++++ GIVEN DATA

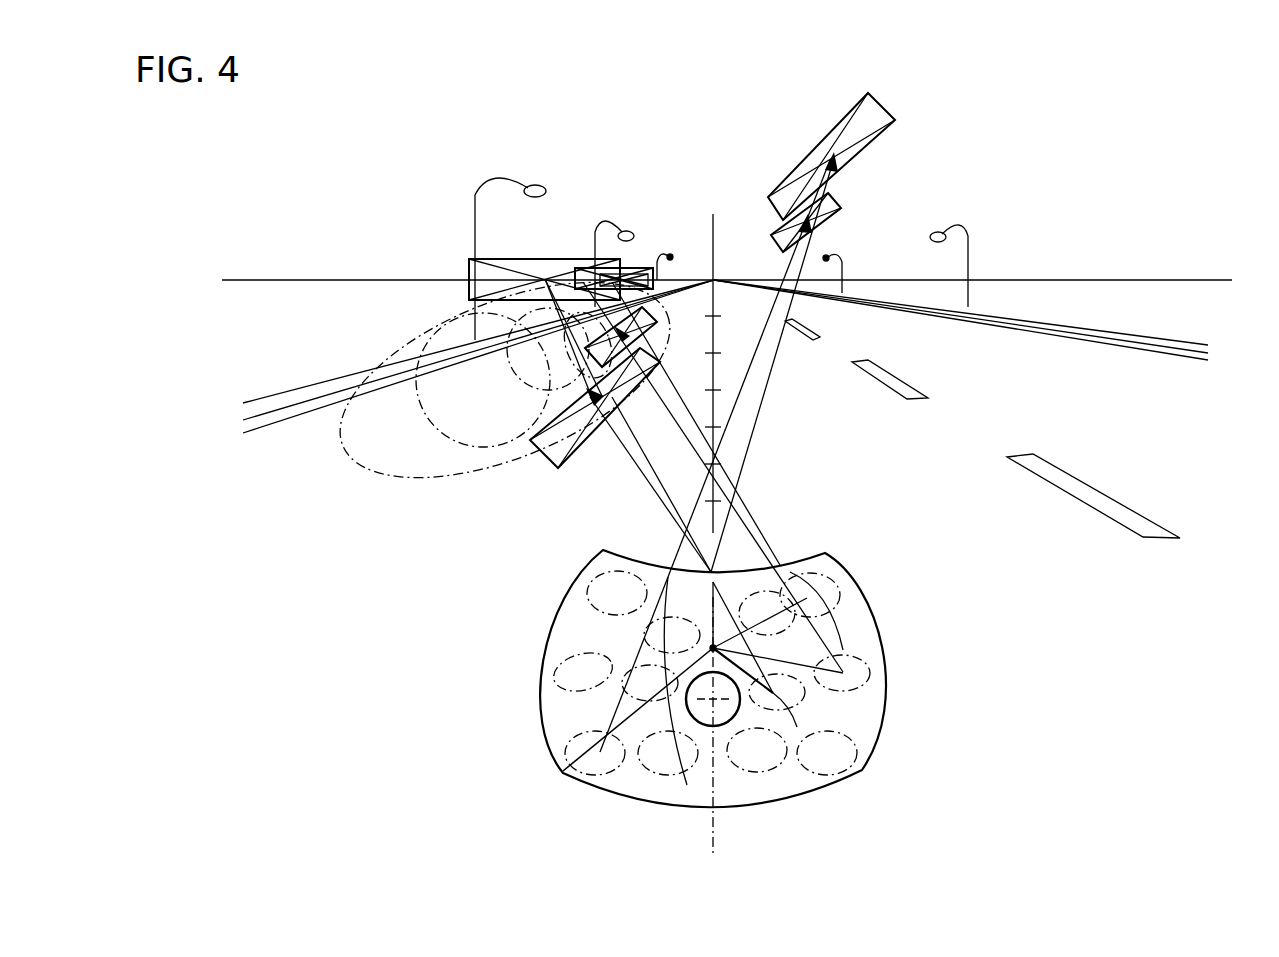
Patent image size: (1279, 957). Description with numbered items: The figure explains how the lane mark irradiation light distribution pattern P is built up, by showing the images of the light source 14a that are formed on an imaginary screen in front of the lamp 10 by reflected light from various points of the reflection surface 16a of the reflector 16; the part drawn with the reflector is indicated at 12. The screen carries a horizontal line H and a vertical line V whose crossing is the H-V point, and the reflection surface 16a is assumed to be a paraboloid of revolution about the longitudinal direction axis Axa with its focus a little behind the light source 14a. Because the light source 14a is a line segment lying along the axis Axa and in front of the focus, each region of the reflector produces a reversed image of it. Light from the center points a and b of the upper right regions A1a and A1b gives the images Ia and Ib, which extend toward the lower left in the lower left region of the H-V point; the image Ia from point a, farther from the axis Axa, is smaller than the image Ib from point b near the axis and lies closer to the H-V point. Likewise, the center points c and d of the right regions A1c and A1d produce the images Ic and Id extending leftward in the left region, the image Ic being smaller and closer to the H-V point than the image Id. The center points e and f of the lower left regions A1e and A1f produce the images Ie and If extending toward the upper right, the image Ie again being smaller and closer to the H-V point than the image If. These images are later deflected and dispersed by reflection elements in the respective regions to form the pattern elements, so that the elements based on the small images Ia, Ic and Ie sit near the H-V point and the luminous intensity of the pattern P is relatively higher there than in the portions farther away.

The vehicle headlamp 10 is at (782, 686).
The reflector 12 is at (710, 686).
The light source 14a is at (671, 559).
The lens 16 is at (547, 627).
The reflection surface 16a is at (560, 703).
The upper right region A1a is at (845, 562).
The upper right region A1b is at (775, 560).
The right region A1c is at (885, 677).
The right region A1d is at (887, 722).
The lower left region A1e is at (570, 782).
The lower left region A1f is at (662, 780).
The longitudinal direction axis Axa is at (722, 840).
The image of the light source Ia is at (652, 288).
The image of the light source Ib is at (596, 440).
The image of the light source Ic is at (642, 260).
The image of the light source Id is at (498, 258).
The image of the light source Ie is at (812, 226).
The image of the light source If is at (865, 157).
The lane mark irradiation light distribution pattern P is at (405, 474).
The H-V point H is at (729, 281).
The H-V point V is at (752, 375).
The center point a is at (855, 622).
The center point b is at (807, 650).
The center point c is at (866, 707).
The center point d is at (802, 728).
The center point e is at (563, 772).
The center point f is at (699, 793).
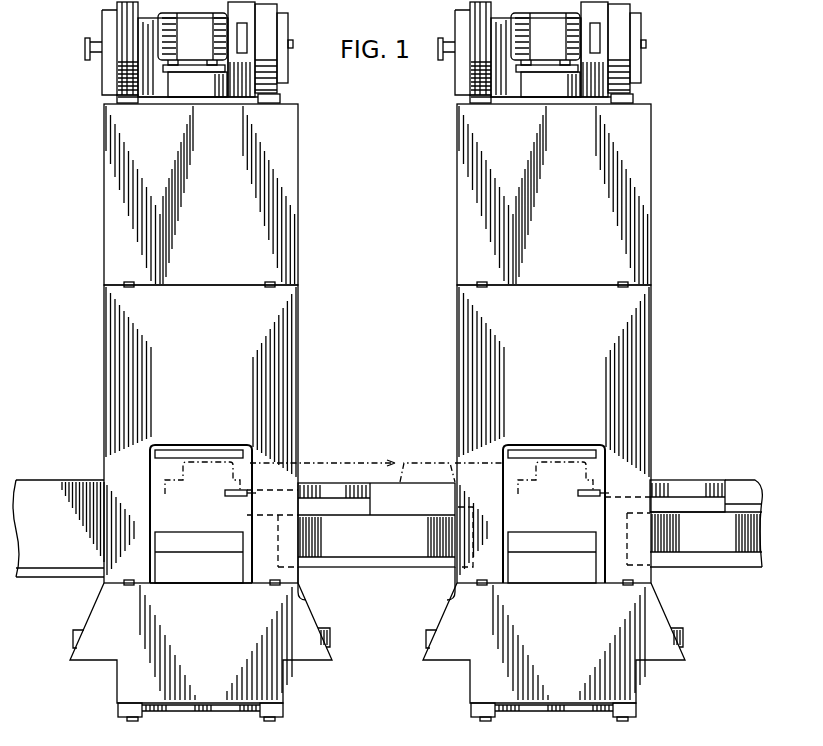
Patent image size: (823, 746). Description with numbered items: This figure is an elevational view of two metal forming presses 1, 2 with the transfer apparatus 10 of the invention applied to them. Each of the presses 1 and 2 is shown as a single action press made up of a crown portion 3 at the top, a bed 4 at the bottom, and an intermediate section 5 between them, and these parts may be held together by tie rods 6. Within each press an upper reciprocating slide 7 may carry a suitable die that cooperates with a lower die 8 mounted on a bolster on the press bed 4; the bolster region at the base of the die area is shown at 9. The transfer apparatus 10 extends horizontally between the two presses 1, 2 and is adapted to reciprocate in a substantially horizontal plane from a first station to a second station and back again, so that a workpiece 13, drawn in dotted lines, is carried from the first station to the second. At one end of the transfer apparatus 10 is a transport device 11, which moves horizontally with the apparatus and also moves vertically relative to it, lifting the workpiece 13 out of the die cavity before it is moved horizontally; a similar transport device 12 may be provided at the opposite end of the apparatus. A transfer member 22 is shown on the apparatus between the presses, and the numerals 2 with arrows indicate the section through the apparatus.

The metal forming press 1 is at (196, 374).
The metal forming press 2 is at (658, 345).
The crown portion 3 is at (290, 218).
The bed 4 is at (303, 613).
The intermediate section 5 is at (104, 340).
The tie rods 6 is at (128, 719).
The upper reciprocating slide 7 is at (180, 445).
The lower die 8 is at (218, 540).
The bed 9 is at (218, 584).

++++++++

WHAT THE EXERCISE ASKS => Please count how many lines of the entries above contain the string "forming", matching case exactly, and reply with only that number.

SOLVED EXERCISE => 3